(Records for this task)

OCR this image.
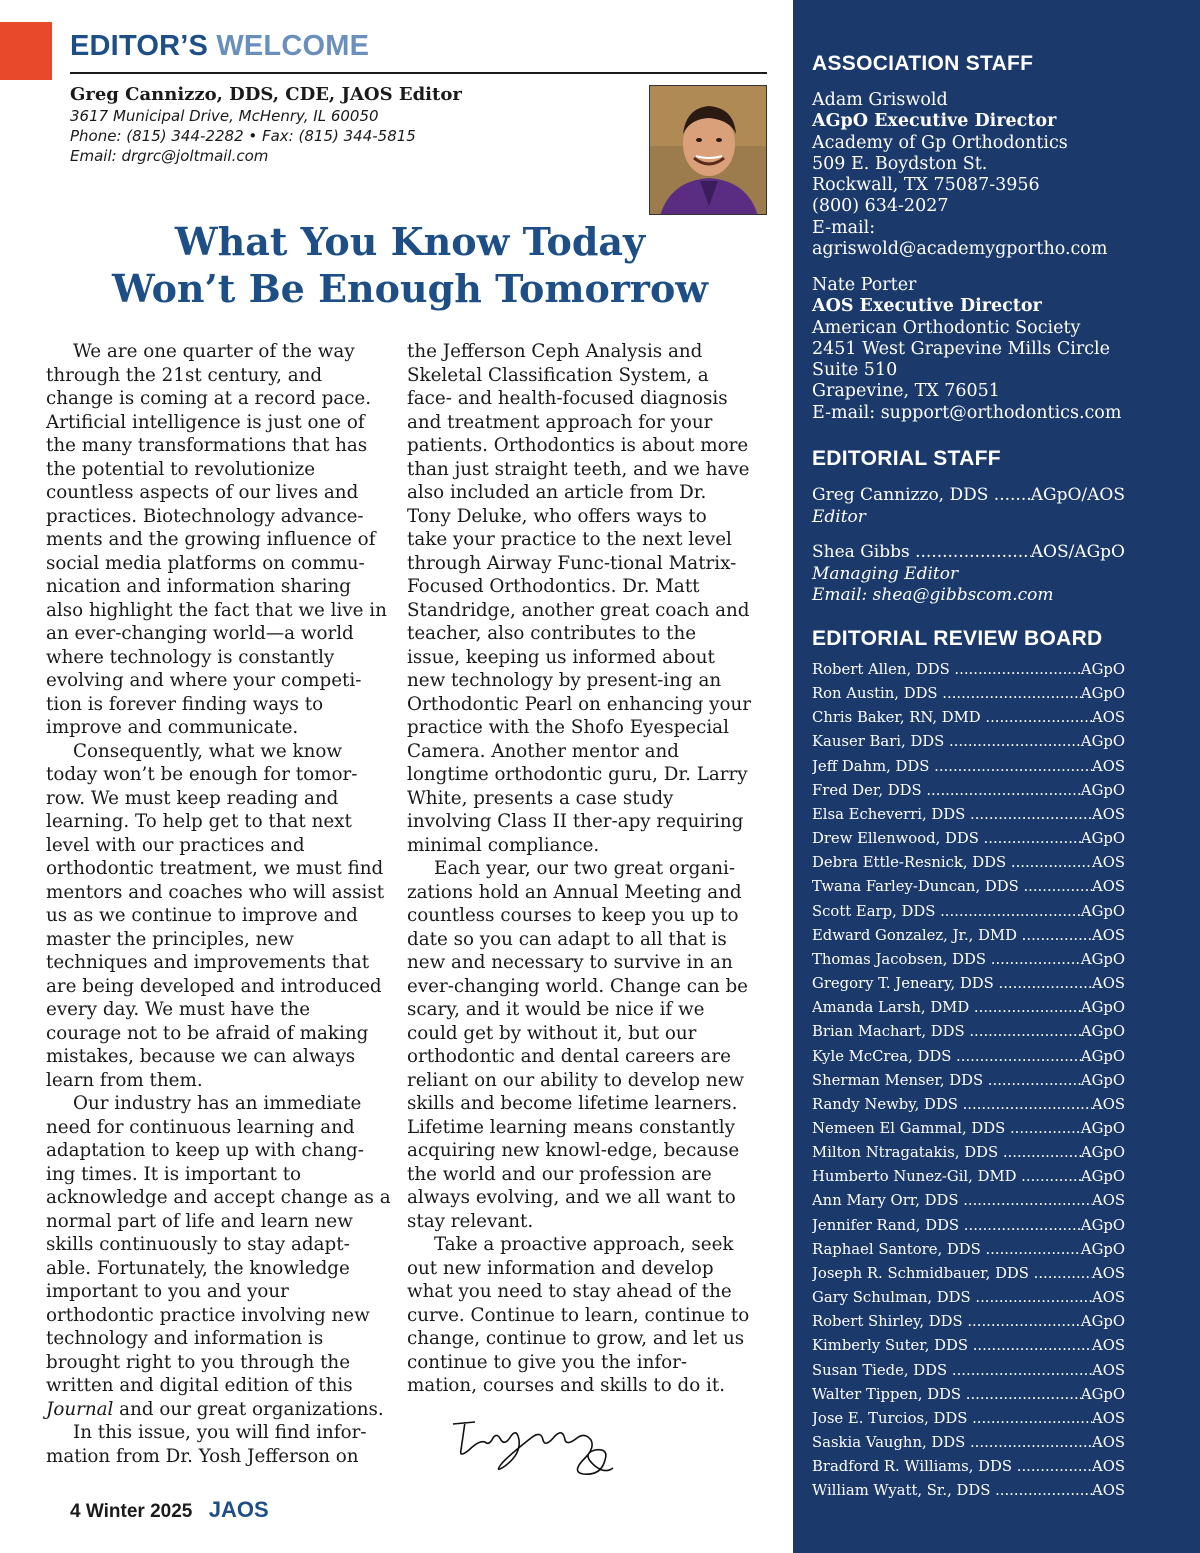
EDITOR’S WELCOME
Greg Cannizzo, DDS, CDE, JAOS Editor
3617 Municipal Drive, McHenry, IL 60050
Phone: (815) 344-2282 • Fax: (815) 344-5815
Email: drgrc@joltmail.com
What You Know Today
Won’t Be Enough Tomorrow

We are one quarter of the way through the 21st century, and change is coming at a record pace. Artificial intelligence is just one of the many transformations that has the potential to revolutionize countless aspects of our lives and practices. Biotechnology advance-ments and the growing influence of social media platforms on commu-nication and information sharing also highlight the fact that we live in an ever-changing world—a world where technology is constantly evolving and where your competi-tion is forever finding ways to improve and communicate.

Consequently, what we know today won’t be enough for tomor-row. We must keep reading and learning. To help get to that next level with our practices and orthodontic treatment, we must find mentors and coaches who will assist us as we continue to improve and master the principles, new techniques and improvements that are being developed and introduced every day. We must have the courage not to be afraid of making mistakes, because we can always learn from them.

Our industry has an immediate need for continuous learning and adaptation to keep up with chang-ing times. It is important to acknowledge and accept change as a normal part of life and learn new skills continuously to stay adapt-able. Fortunately, the knowledge important to you and your orthodontic practice involving new technology and information is brought right to you through the written and digital edition of this Journal and our great organizations.

In this issue, you will find infor-mation from Dr. Yosh Jefferson on

the Jefferson Ceph Analysis and Skeletal Classification System, a face- and health-focused diagnosis and treatment approach for your patients. Orthodontics is about more than just straight teeth, and we have also included an article from Dr. Tony Deluke, who offers ways to take your practice to the next level through Airway Func-tional Matrix-Focused Orthodontics. Dr. Matt Standridge, another great coach and teacher, also contributes to the issue, keeping us informed about new technology by present-ing an Orthodontic Pearl on enhancing your practice with the Shofo Eyespecial Camera. Another mentor and longtime orthodontic guru, Dr. Larry White, presents a case study involving Class II ther-apy requiring minimal compliance.

Each year, our two great organi-zations hold an Annual Meeting and countless courses to keep you up to date so you can adapt to all that is new and necessary to survive in an ever-changing world. Change can be scary, and it would be nice if we could get by without it, but our orthodontic and dental careers are reliant on our ability to develop new skills and become lifetime learners. Lifetime learning means constantly acquiring new knowl-edge, because the world and our profession are always evolving, and we all want to stay relevant.

Take a proactive approach, seek out new information and develop what you need to stay ahead of the curve. Continue to learn, continue to change, continue to grow, and let us continue to give you the infor-mation, courses and skills to do it.

4 Winter 2025 JAOS
ASSOCIATION STAFF
Adam Griswold
AGpO Executive Director
Academy of Gp Orthodontics
509 E. Boydston St.
Rockwall, TX 75087-3956
(800) 634-2027
E-mail:
agriswold@academygportho.com
Nate Porter
AOS Executive Director
American Orthodontic Society
2451 West Grapevine Mills Circle
Suite 510
Grapevine, TX 76051
E-mail: support@orthodontics.com
EDITORIAL STAFF
Greg Cannizzo, DDS .....	AGpO/AOS
Editor
Shea Gibbs .....	AOS/AGpO
Managing Editor
Email: shea@gibbscom.com
EDITORIAL REVIEW BOARD
Robert Allen, DDS .....	AGpO
Ron Austin, DDS .....	AGpO
Chris Baker, RN, DMD .....	AOS
Kauser Bari, DDS .....	AGpO
Jeff Dahm, DDS .....	AOS
Fred Der, DDS .....	AGpO
Elsa Echeverri, DDS .....	AOS
Drew Ellenwood, DDS .....	AGpO
Debra Ettle-Resnick, DDS .....	AOS
Twana Farley-Duncan, DDS .....	AOS
Scott Earp, DDS .....	AGpO
Edward Gonzalez, Jr., DMD .....	AOS
Thomas Jacobsen, DDS .....	AGpO
Gregory T. Jeneary, DDS .....	AOS
Amanda Larsh, DMD .....	AGpO
Brian Machart, DDS .....	AGpO
Kyle McCrea, DDS .....	AGpO
Sherman Menser, DDS .....	AGpO
Randy Newby, DDS .....	AOS
Nemeen El Gammal, DDS .....	AGpO
Milton Ntragatakis, DDS .....	AGpO
Humberto Nunez-Gil, DMD .....	AGpO
Ann Mary Orr, DDS .....	AOS
Jennifer Rand, DDS .....	AGpO
Raphael Santore, DDS .....	AGpO
Joseph R. Schmidbauer, DDS .....	AOS
Gary Schulman, DDS .....	AOS
Robert Shirley, DDS .....	AGpO
Kimberly Suter, DDS .....	AOS
Susan Tiede, DDS .....	AOS
Walter Tippen, DDS .....	AGpO
Jose E. Turcios, DDS .....	AOS
Saskia Vaughn, DDS .....	AOS
Bradford R. Williams, DDS .....	AOS
William Wyatt, Sr., DDS .....	AOS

(End Records for this task)

Work task
In the listing, find every line containing the word "Director" and list it.

Result of this task
AGpO Executive Director
AOS Executive Director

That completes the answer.